- _Text section_
In July 2016, Empower Africa Initiative alongside Princess Halliday designed the merchandise theme "Empowered", designed to help prepare and guide all to their own empowered parity. Portions of proceeds from this design goes towards helping the underprivileged in Africa. The sales have garnered support from several celebrities and people of note.

===Global speaking engagement===
In December 2016, Halliday was invited to speak on corruption at the Parliament House of Commons London at the care of the MP Helen Grant (Maidstone & The Weald). The event was organized by Alistair Soyode, the owner of BEN TV with the focus on dealing with the issue of corruption in Africa.

Halliday is one of the designated speakers for the 2017 Nigeria-Agri Food Investment Forum 2017. Her focus was on addressing the seemingly increasing barriers to leadership, business and investment in Nigeria and proffering solutions through which this can be strengthened.

===In 2017 leadership===
In 2017, Halliday commenced working on the World African Women Leadership Conference, committed to ensuring women in leadership position are strengthened to lead authentically while ensuring young girls receive the educational opportunity, leadership development and mentoring support needed to be authentic leaders.

Princess Halliday spoke and addressed leaders at the Mackerel Business and Leadership conference in Virginia Commonwealth University on "How Authenticity Affects Leaders in Africa" She shared her beliefs that it is time for business leaders to begin to change their mindset from the conventional development mindset to a revolutionary and investment mindset.

===World Bank Meeting Annual 2017===
"I am aware that people can hardly correlate a beautiful lady to leadership especially in our continent where young women are not believed to be carriers of great initiative. This has been a great challenge to me and so daily I endeavor to do the extraordinary. I strive to educate and empower men and women to identify their leadership parity and have young girls know that they have the capacity to be leaders and yes Beauty Equates to Leadership. I am a leader with my own style. Am I changing the dynamics of leadership? Yes I am and this is so important to me. We have had enough of the conventional stalled leadership that has existed for so long and very rarely worked. It is time for a revolution. You can be young, pretty, intelligent, do things the right way and be an Authentic Leader," she said.

- _Recorded information_
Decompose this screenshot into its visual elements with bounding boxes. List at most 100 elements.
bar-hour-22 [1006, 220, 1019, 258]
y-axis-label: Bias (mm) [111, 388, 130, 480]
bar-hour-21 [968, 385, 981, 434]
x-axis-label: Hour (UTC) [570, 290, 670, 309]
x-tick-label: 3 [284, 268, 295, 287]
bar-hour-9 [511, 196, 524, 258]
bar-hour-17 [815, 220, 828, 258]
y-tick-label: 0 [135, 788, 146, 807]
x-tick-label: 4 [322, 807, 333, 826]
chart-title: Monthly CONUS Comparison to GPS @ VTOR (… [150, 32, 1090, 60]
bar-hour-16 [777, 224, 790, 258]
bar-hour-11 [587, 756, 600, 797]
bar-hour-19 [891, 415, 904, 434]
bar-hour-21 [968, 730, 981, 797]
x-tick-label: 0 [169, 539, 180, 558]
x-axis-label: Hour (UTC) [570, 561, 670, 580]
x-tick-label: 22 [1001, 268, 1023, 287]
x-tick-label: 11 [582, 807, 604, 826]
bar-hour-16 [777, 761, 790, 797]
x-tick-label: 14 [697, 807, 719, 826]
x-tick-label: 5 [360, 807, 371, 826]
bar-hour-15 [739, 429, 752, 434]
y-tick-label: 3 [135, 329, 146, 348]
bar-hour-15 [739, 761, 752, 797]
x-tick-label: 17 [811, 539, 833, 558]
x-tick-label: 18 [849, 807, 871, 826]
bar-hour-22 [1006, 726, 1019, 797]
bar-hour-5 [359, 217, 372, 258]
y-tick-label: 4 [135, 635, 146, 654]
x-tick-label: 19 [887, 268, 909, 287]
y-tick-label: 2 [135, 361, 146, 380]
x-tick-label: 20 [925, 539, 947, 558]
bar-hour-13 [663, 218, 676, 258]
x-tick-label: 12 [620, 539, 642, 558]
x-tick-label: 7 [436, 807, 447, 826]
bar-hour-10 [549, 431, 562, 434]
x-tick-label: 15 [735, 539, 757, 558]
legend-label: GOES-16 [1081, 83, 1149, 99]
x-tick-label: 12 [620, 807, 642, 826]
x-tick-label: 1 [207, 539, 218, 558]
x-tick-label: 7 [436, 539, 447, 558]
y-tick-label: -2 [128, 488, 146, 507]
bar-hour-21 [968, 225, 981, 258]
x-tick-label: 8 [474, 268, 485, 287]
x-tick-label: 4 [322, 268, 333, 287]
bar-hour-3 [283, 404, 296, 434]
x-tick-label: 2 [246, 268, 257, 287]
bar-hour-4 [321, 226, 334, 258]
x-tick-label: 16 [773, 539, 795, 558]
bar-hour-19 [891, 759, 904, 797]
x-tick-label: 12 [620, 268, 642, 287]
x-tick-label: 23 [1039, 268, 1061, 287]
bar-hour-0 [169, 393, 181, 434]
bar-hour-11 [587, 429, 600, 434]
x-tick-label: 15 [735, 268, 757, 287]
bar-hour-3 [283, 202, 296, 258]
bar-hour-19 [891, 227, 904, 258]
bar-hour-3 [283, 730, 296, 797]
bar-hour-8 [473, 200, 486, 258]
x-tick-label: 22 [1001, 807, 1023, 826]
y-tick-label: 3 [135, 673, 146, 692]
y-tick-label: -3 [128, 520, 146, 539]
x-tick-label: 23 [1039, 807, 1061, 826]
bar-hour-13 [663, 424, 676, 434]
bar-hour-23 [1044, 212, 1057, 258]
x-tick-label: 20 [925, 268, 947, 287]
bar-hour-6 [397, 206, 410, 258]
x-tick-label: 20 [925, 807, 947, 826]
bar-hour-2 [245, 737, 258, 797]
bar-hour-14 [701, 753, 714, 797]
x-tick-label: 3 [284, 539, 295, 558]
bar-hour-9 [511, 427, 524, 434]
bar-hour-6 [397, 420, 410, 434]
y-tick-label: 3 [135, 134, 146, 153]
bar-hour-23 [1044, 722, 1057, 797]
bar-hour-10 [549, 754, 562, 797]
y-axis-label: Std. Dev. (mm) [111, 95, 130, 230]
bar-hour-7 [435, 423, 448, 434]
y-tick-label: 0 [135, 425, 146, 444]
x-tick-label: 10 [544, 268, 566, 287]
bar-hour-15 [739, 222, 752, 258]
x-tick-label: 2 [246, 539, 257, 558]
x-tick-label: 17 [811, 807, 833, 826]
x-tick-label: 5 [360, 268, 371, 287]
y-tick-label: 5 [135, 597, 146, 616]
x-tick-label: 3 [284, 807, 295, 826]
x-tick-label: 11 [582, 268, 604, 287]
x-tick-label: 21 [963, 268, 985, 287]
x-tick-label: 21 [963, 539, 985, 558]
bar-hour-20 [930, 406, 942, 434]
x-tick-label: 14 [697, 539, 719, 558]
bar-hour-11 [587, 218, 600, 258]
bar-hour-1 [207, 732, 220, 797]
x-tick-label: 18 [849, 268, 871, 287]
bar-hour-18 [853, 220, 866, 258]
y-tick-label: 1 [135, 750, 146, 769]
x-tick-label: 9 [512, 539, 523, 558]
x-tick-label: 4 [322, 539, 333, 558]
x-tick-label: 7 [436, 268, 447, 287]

- _Work request 1_
In the Princess Halliday text, who organized the December 2016 event on corruption held at the House of Commons in London?
- _Work request 2_
Give every section heading in the Princess Halliday text.
- _Work request 3_
Continue the Princess Halliday text from the point where it stops.

- _Answer space 1_
Alistair Soyode, the owner of BEN TV, organized the event.

- _Answer space 2_
Global speaking engagement
In 2017 leadership
World Bank Meeting Annual 2017

- _Answer space 3_
She said, "Oftentimes, leaders talk about growth and giving opportunity to the young generation but in reality very few leaders want growth. Power gets intoxicating and so it becomes hard for them to let go. But the truth is great leaders extend the circle of influence so the most junior person feels like they belong. But one great challenge for Africa– one that has stalled her leadership – is how to convince 1.2 billion people to put aside competing interests, sideline different religions, leaderless uprising, ethnicity, political persuasions, and build a United Nation with Authentic leaders to truly bring about significant change."

===Leadership style===
As a guest lecturer at California State University, Northridge, it has been noted that Princess Halliday strives for women in Africa to get a sit at the table with a mission to develop ethical leaders with an ability to think critically and act effectively. She has constantly liaised with the women in position of authority in Africa, accentuating the need for embracing Empowered parity.

We must sit at the table, we must shift the paradigm and change the culture, we must understand that beauty equates to Leadership and young people ( boys and girls) are carriers of Great Initiative.
— — Princess Halliday

==Personal life==
Halliday currently lives in West Hollywood, California, in the United States, where, as of 2016, episodes of her television show were being taped.

==Awards and recognition==
In recognition of her work in diverse fields, Halliday has received a number of laurels, including being recognized by the International Commonwealth platform in London, and she was given the award for the Youngest Executive Producer/TV Talk show Host in History.

The Canadian federal government recently honored Princess Halliday with the Outstanding Leadership award to Africa in London November 2016.